BRIEF: Identify the lines bearing the string "name" and gather them.
-- BEGIN INFORMATION SUPPLIED --
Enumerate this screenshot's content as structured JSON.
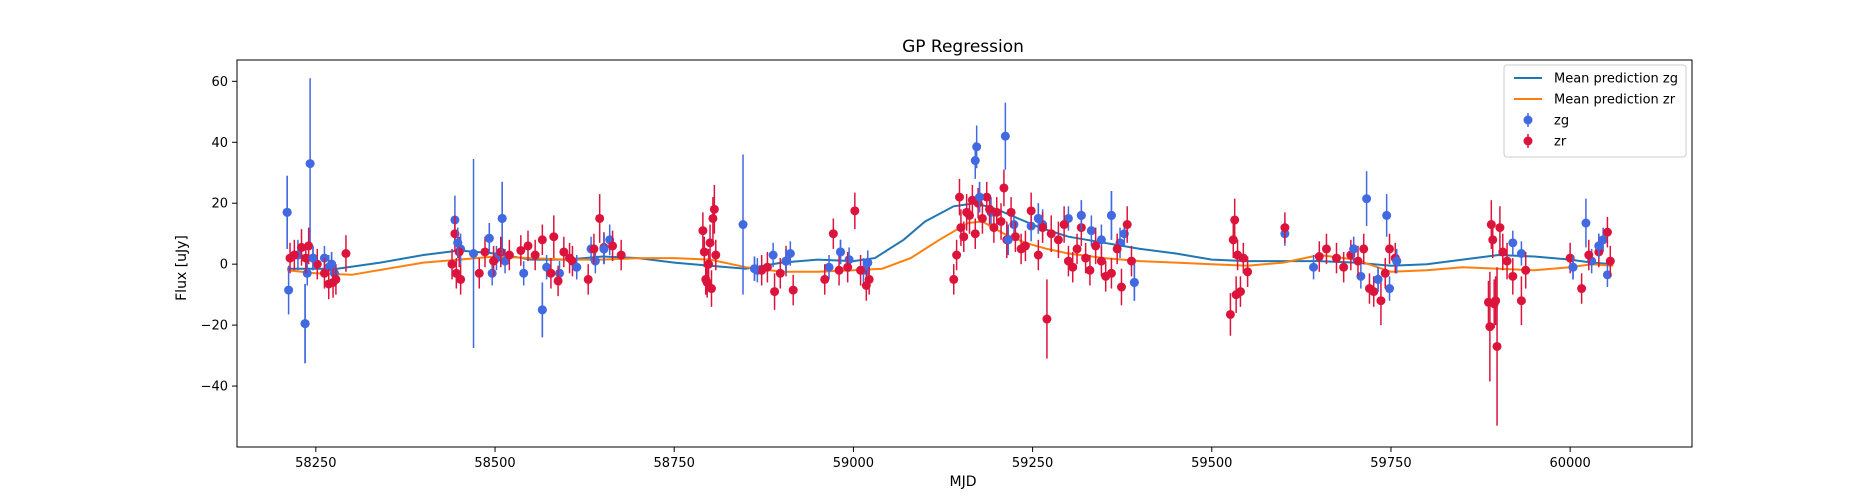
{
  "chart_data": {
    "type": "scatter",
    "title": "GP Regression",
    "xlabel": "MJD",
    "ylabel": "Flux [uJy]",
    "xlim": [
      58140,
      60170
    ],
    "ylim": [
      -60,
      67
    ],
    "xticks": [
      58250,
      58500,
      58750,
      59000,
      59250,
      59500,
      59750,
      60000
    ],
    "yticks": [
      -40,
      -20,
      0,
      20,
      40,
      60
    ],
    "grid": false,
    "legend": {
      "placement": "top-right",
      "entries": [
        "Mean prediction zg",
        "Mean prediction zr",
        "zg",
        "zr"
      ]
    },
    "colors": {
      "mean_zg": "#1f77b4",
      "mean_zr": "#ff7f0e",
      "zg": "#4169e1",
      "zr": "#dc143c"
    },
    "lines": [
      {
        "name": "Mean prediction zg",
        "x": [
          58210,
          58280,
          58340,
          58400,
          58450,
          58500,
          58550,
          58600,
          58650,
          58700,
          58750,
          58800,
          58850,
          58900,
          58950,
          59000,
          59030,
          59070,
          59100,
          59140,
          59170,
          59200,
          59230,
          59260,
          59300,
          59350,
          59400,
          59450,
          59500,
          59550,
          59600,
          59650,
          59700,
          59750,
          59800,
          59850,
          59900,
          59950,
          60000,
          60030,
          60060
        ],
        "y": [
          -1.5,
          -1.5,
          0.5,
          3,
          4.5,
          3.5,
          1.5,
          1.5,
          2.5,
          2,
          0.5,
          -0.5,
          -1.5,
          0.5,
          1.5,
          1,
          2,
          8,
          14,
          19,
          20,
          18,
          15,
          12,
          9,
          7,
          5,
          3.5,
          1.5,
          1,
          1,
          1,
          0.5,
          -0.5,
          0,
          1.5,
          3,
          2.5,
          1.5,
          0.5,
          0
        ]
      },
      {
        "name": "Mean prediction zr",
        "x": [
          58210,
          58250,
          58300,
          58350,
          58400,
          58450,
          58500,
          58550,
          58600,
          58650,
          58700,
          58750,
          58800,
          58850,
          58900,
          58950,
          59000,
          59040,
          59080,
          59120,
          59160,
          59180,
          59210,
          59240,
          59270,
          59300,
          59350,
          59400,
          59450,
          59500,
          59550,
          59600,
          59650,
          59700,
          59750,
          59800,
          59850,
          59900,
          59950,
          60000,
          60030,
          60060
        ],
        "y": [
          -2,
          -3,
          -3.5,
          -1.5,
          0.5,
          1.5,
          2.5,
          2,
          1.5,
          1.5,
          2,
          2,
          1.5,
          -1,
          -2.5,
          -2.5,
          -2,
          -1.5,
          2,
          8,
          13.5,
          14,
          10,
          7,
          5,
          3.5,
          2,
          1,
          0.5,
          0,
          -0.5,
          0.5,
          3,
          1.5,
          -2.5,
          -2,
          -1,
          -1.5,
          -2,
          -1,
          0,
          -0.5
        ]
      }
    ],
    "series": [
      {
        "name": "zg",
        "points": [
          [
            58210,
            17,
            12
          ],
          [
            58212,
            -8.5,
            8
          ],
          [
            58225,
            3,
            5
          ],
          [
            58235,
            -19.5,
            13
          ],
          [
            58238,
            -3,
            4
          ],
          [
            58242,
            33,
            28
          ],
          [
            58246,
            2,
            4
          ],
          [
            58262,
            2,
            4
          ],
          [
            58268,
            -1,
            4
          ],
          [
            58272,
            0,
            4
          ],
          [
            58276,
            -3,
            4
          ],
          [
            58444,
            14.5,
            8
          ],
          [
            58448,
            7,
            5
          ],
          [
            58452,
            5,
            5
          ],
          [
            58470,
            3.5,
            31
          ],
          [
            58492,
            8.5,
            5
          ],
          [
            58496,
            -3,
            4
          ],
          [
            58502,
            2,
            4
          ],
          [
            58510,
            15,
            12
          ],
          [
            58514,
            1,
            4
          ],
          [
            58540,
            -3,
            4
          ],
          [
            58566,
            -15,
            9
          ],
          [
            58572,
            -1,
            4
          ],
          [
            58590,
            -3,
            4
          ],
          [
            58614,
            -1,
            4
          ],
          [
            58634,
            5,
            4
          ],
          [
            58640,
            1,
            4
          ],
          [
            58652,
            5,
            5
          ],
          [
            58660,
            8,
            5
          ],
          [
            58846,
            13,
            23
          ],
          [
            58862,
            -1.5,
            4
          ],
          [
            58866,
            -2,
            4
          ],
          [
            58888,
            3,
            4
          ],
          [
            58906,
            1,
            4
          ],
          [
            58912,
            3.5,
            4
          ],
          [
            58966,
            -1,
            4
          ],
          [
            58982,
            4,
            4
          ],
          [
            58994,
            1.5,
            4
          ],
          [
            59014,
            -2,
            4
          ],
          [
            59020,
            0.5,
            4
          ],
          [
            59172,
            38.5,
            7
          ],
          [
            59170,
            34,
            6
          ],
          [
            59176,
            22,
            5
          ],
          [
            59192,
            17,
            5
          ],
          [
            59212,
            42,
            11
          ],
          [
            59216,
            8,
            5
          ],
          [
            59224,
            13,
            5
          ],
          [
            59248,
            12.5,
            5
          ],
          [
            59258,
            15,
            5
          ],
          [
            59264,
            13,
            5
          ],
          [
            59300,
            15,
            4
          ],
          [
            59318,
            16,
            5
          ],
          [
            59332,
            11,
            5
          ],
          [
            59346,
            8,
            5
          ],
          [
            59360,
            16,
            8
          ],
          [
            59372,
            7,
            5
          ],
          [
            59378,
            10,
            4
          ],
          [
            59392,
            -6,
            6
          ],
          [
            59602,
            10,
            4
          ],
          [
            59642,
            -1,
            4
          ],
          [
            59698,
            5,
            4
          ],
          [
            59708,
            -4,
            4
          ],
          [
            59716,
            21.5,
            9
          ],
          [
            59732,
            -5,
            4
          ],
          [
            59744,
            16,
            7
          ],
          [
            59748,
            -8,
            4
          ],
          [
            59758,
            1,
            4
          ],
          [
            59920,
            7,
            4
          ],
          [
            59932,
            3.5,
            4
          ],
          [
            60004,
            -1,
            4
          ],
          [
            60022,
            13.5,
            8
          ],
          [
            60030,
            1,
            4
          ],
          [
            60040,
            6,
            4
          ],
          [
            60046,
            8,
            4
          ],
          [
            60052,
            -3.5,
            4
          ]
        ]
      },
      {
        "name": "zr",
        "points": [
          [
            58214,
            2,
            5
          ],
          [
            58220,
            3,
            5
          ],
          [
            58230,
            5.5,
            6
          ],
          [
            58236,
            2,
            5
          ],
          [
            58240,
            6,
            6
          ],
          [
            58252,
            0,
            5
          ],
          [
            58262,
            -3,
            5
          ],
          [
            58268,
            -6.5,
            5
          ],
          [
            58274,
            -6,
            5
          ],
          [
            58278,
            -5,
            5
          ],
          [
            58292,
            3.5,
            6
          ],
          [
            58440,
            0,
            5
          ],
          [
            58444,
            10,
            6
          ],
          [
            58446,
            -3,
            5
          ],
          [
            58450,
            4,
            5
          ],
          [
            58452,
            -5,
            5
          ],
          [
            58478,
            -3,
            5
          ],
          [
            58486,
            4,
            5
          ],
          [
            58498,
            1,
            5
          ],
          [
            58508,
            4,
            5
          ],
          [
            58520,
            3,
            5
          ],
          [
            58536,
            4.5,
            5
          ],
          [
            58546,
            6,
            5
          ],
          [
            58556,
            3,
            5
          ],
          [
            58566,
            8,
            5
          ],
          [
            58578,
            -3,
            5
          ],
          [
            58582,
            9,
            7
          ],
          [
            58588,
            -5.5,
            5
          ],
          [
            58596,
            4,
            5
          ],
          [
            58604,
            2,
            5
          ],
          [
            58608,
            1,
            5
          ],
          [
            58630,
            -5,
            5
          ],
          [
            58638,
            5,
            5
          ],
          [
            58646,
            15,
            8
          ],
          [
            58652,
            5.5,
            5
          ],
          [
            58664,
            6,
            5
          ],
          [
            58676,
            3,
            5
          ],
          [
            58790,
            11,
            6
          ],
          [
            58792,
            4,
            5
          ],
          [
            58794,
            -5,
            5
          ],
          [
            58796,
            -6,
            5
          ],
          [
            58798,
            0,
            5
          ],
          [
            58800,
            7,
            6
          ],
          [
            58802,
            -8,
            6
          ],
          [
            58804,
            15,
            7
          ],
          [
            58806,
            18,
            8
          ],
          [
            58808,
            3,
            5
          ],
          [
            58872,
            -2,
            5
          ],
          [
            58880,
            -1,
            5
          ],
          [
            58890,
            -9,
            6
          ],
          [
            58898,
            -3,
            5
          ],
          [
            58906,
            1,
            5
          ],
          [
            58916,
            -8.5,
            5
          ],
          [
            58960,
            -5,
            5
          ],
          [
            58972,
            10,
            5
          ],
          [
            58980,
            -2,
            5
          ],
          [
            58992,
            -1,
            5
          ],
          [
            59002,
            17.5,
            6
          ],
          [
            59010,
            -2,
            5
          ],
          [
            59018,
            -7,
            5
          ],
          [
            59022,
            -5,
            5
          ],
          [
            59140,
            -5,
            5
          ],
          [
            59144,
            3,
            5
          ],
          [
            59148,
            22,
            6
          ],
          [
            59150,
            12,
            6
          ],
          [
            59154,
            9,
            5
          ],
          [
            59158,
            17,
            6
          ],
          [
            59162,
            16,
            6
          ],
          [
            59166,
            21,
            5
          ],
          [
            59170,
            10,
            5
          ],
          [
            59174,
            20,
            5
          ],
          [
            59180,
            15,
            5
          ],
          [
            59186,
            22,
            5
          ],
          [
            59190,
            18,
            5
          ],
          [
            59196,
            12,
            5
          ],
          [
            59200,
            17,
            5
          ],
          [
            59206,
            14,
            6
          ],
          [
            59210,
            25,
            6
          ],
          [
            59214,
            8,
            6
          ],
          [
            59220,
            17,
            5
          ],
          [
            59226,
            9,
            5
          ],
          [
            59234,
            5,
            5
          ],
          [
            59240,
            6,
            5
          ],
          [
            59248,
            17.5,
            6
          ],
          [
            59258,
            3,
            5
          ],
          [
            59264,
            12,
            5
          ],
          [
            59270,
            -18,
            13
          ],
          [
            59276,
            10,
            6
          ],
          [
            59286,
            8,
            6
          ],
          [
            59294,
            13,
            6
          ],
          [
            59300,
            1,
            5
          ],
          [
            59306,
            -1,
            5
          ],
          [
            59312,
            5,
            5
          ],
          [
            59318,
            12,
            6
          ],
          [
            59324,
            2,
            5
          ],
          [
            59330,
            -2,
            5
          ],
          [
            59338,
            6,
            6
          ],
          [
            59346,
            1,
            5
          ],
          [
            59352,
            -4,
            5
          ],
          [
            59360,
            -3,
            5
          ],
          [
            59368,
            5,
            5
          ],
          [
            59374,
            -7.5,
            6
          ],
          [
            59382,
            13,
            6
          ],
          [
            59388,
            1,
            5
          ],
          [
            59526,
            -16.5,
            7
          ],
          [
            59530,
            8,
            6
          ],
          [
            59532,
            14.5,
            7
          ],
          [
            59534,
            -10,
            6
          ],
          [
            59536,
            3,
            5
          ],
          [
            59540,
            -9,
            5
          ],
          [
            59544,
            2,
            5
          ],
          [
            59550,
            -2.5,
            5
          ],
          [
            59602,
            12,
            5
          ],
          [
            59650,
            2.5,
            5
          ],
          [
            59660,
            5,
            5
          ],
          [
            59674,
            2,
            5
          ],
          [
            59684,
            -1,
            5
          ],
          [
            59694,
            3,
            5
          ],
          [
            59704,
            1,
            5
          ],
          [
            59712,
            5,
            5
          ],
          [
            59720,
            -8,
            5
          ],
          [
            59726,
            -9,
            5
          ],
          [
            59736,
            -12,
            8
          ],
          [
            59742,
            -3,
            5
          ],
          [
            59748,
            5,
            5
          ],
          [
            59756,
            2,
            5
          ],
          [
            59886,
            -12.5,
            7
          ],
          [
            59888,
            -20.5,
            18
          ],
          [
            59890,
            13,
            8
          ],
          [
            59892,
            8,
            6
          ],
          [
            59894,
            -13,
            8
          ],
          [
            59896,
            -12,
            8
          ],
          [
            59898,
            -27,
            26
          ],
          [
            59902,
            12,
            7
          ],
          [
            59906,
            4,
            6
          ],
          [
            59912,
            1,
            6
          ],
          [
            59920,
            -4,
            6
          ],
          [
            59932,
            -12,
            8
          ],
          [
            59938,
            -2,
            6
          ],
          [
            60000,
            2,
            5
          ],
          [
            60016,
            -8,
            5
          ],
          [
            60026,
            3,
            5
          ],
          [
            60040,
            4,
            5
          ],
          [
            60052,
            10.5,
            5
          ],
          [
            60056,
            1,
            5
          ]
        ]
      }
    ]
  }
}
-- END INFORMATION SUPPLIED --
OUTPUT FOR THIS EXERCISE:
        "name": "Mean prediction zg",
        "name": "Mean prediction zr",
        "name": "zg",
        "name": "zr",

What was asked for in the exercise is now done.